▶ **Challenge**:
Give the number of lines in the data that contain "values", and nothing more.

Dataset excerpt:

-- Start --

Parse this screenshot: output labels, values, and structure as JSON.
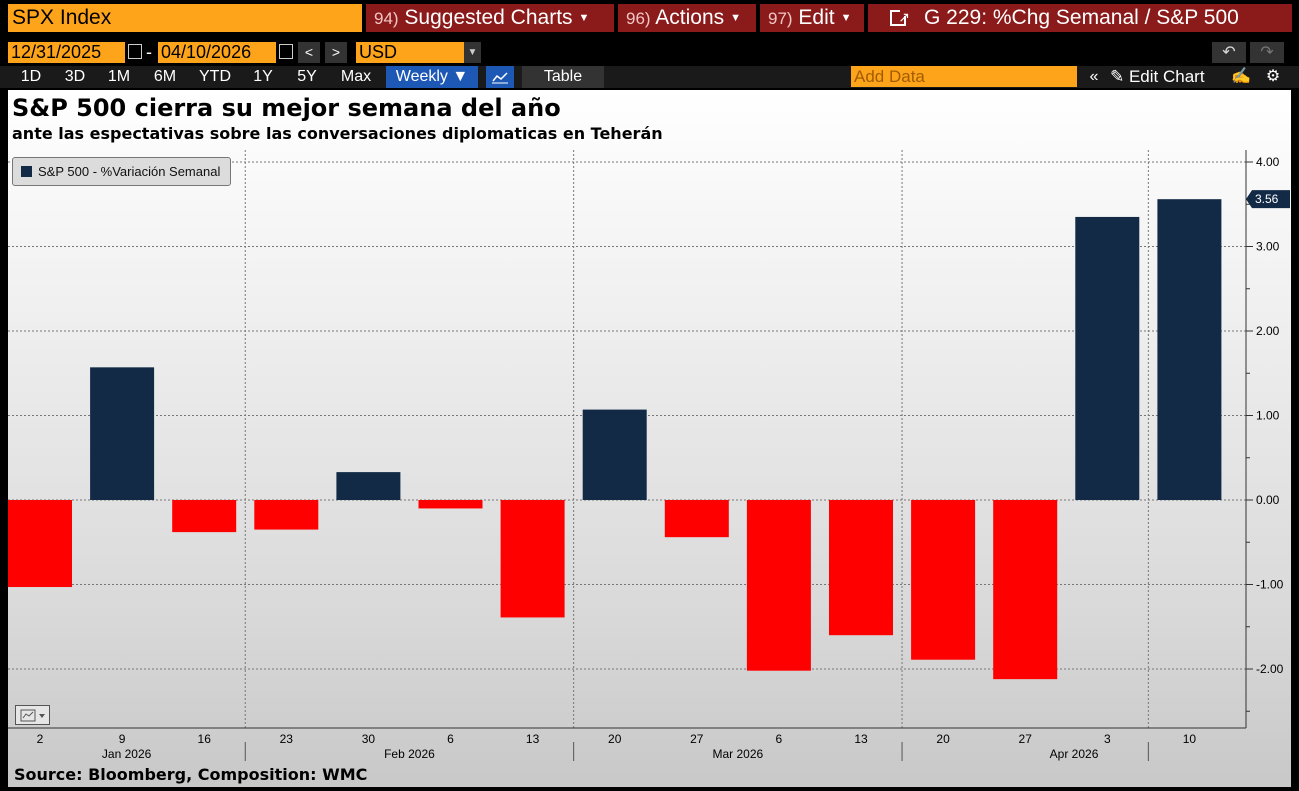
{
  "toolbar": {
    "ticker": "SPX Index",
    "menus": [
      {
        "num": "94)",
        "label": "Suggested Charts"
      },
      {
        "num": "96)",
        "label": "Actions"
      },
      {
        "num": "97)",
        "label": "Edit"
      }
    ],
    "chart_title_bar": "G 229: %Chg Semanal / S&P 500",
    "start_date": "12/31/2025",
    "date_separator": "-",
    "end_date": "04/10/2026",
    "currency": "USD",
    "periods": [
      "1D",
      "3D",
      "1M",
      "6M",
      "YTD",
      "1Y",
      "5Y",
      "Max"
    ],
    "frequency": "Weekly ▼",
    "table_label": "Table",
    "add_data_placeholder": "Add Data",
    "edit_chart_label": "Edit Chart"
  },
  "source": "Source: Bloomberg, Composition: WMC",
  "colors": {
    "positive": "#132a46",
    "negative": "#ff0000",
    "accent": "#fea41a",
    "menu": "#8b1a1a"
  },
  "chart_data": {
    "type": "bar",
    "title": "S&P 500 cierra su mejor semana del año",
    "subtitle": "ante las espectativas sobre las conversaciones diplomaticas en Teherán",
    "legend": [
      {
        "name": "S&P 500 - %Variación Semanal"
      }
    ],
    "legend_position": "top-left",
    "categories": [
      "2",
      "9",
      "16",
      "23",
      "30",
      "6",
      "13",
      "20",
      "27",
      "6",
      "13",
      "20",
      "27",
      "3",
      "10"
    ],
    "month_labels": [
      {
        "label": "Jan 2026",
        "after_index": 2
      },
      {
        "label": "Feb 2026",
        "after_index": 6
      },
      {
        "label": "Mar 2026",
        "after_index": 10
      },
      {
        "label": "Apr 2026",
        "after_index": 13
      }
    ],
    "values": [
      -1.03,
      1.57,
      -0.38,
      -0.35,
      0.33,
      -0.1,
      -1.39,
      1.07,
      -0.44,
      -2.02,
      -1.6,
      -1.89,
      -2.12,
      3.35,
      3.56
    ],
    "last_value_label": "3.56",
    "yticks": [
      "4.00",
      "3.00",
      "2.00",
      "1.00",
      "0.00",
      "-1.00",
      "-2.00"
    ],
    "ylim": [
      -2.6,
      4.15
    ],
    "grid": true
  }
}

-- End --

▶ **Written answer**:
2